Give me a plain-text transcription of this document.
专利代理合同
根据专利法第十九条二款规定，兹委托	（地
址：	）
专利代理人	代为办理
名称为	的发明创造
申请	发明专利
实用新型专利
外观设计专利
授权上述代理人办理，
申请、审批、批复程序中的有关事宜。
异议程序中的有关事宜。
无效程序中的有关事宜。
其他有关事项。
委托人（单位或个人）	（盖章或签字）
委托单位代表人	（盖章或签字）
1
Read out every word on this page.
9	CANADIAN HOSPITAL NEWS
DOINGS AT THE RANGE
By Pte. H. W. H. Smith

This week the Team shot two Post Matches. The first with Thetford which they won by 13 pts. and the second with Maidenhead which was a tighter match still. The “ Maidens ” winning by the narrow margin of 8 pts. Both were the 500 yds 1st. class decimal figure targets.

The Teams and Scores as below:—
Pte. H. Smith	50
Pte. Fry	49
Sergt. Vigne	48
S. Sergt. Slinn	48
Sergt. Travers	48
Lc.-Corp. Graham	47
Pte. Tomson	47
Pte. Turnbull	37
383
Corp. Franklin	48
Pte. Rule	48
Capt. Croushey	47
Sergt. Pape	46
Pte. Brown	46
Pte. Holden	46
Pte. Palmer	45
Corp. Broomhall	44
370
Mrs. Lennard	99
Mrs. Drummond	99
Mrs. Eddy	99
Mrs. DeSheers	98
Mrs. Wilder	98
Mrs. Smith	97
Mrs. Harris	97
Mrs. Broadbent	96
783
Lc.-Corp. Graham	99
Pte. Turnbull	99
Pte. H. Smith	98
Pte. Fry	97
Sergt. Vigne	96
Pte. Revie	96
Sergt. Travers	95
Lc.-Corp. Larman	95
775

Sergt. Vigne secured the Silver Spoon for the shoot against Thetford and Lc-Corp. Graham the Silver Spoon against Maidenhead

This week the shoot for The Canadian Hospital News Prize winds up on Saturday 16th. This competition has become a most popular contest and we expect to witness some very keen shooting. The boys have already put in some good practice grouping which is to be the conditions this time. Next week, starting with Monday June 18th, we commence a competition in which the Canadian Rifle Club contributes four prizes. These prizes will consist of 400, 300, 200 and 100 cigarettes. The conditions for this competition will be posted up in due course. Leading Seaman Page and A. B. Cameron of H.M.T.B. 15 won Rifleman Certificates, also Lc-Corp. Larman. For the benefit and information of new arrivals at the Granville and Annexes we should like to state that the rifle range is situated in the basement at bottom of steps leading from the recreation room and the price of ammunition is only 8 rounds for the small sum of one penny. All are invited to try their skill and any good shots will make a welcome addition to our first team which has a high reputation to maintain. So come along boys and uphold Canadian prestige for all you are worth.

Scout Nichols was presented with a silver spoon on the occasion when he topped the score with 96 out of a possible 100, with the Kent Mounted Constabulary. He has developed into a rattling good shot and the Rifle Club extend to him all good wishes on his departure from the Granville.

TO DO
From the entries above, copy every line containing the word "Sergt".

EXERCISE RESPONSE
Sergt. Vigne	48
S. Sergt. Slinn	48
Sergt. Travers	48
Sergt. Pape	46
Sergt. Vigne	96
Sergt. Travers	95
Sergt. Vigne secured the Silver Spoon for the shoot against Thetford and Lc-Corp. Graham the Silver Spoon against Maidenhead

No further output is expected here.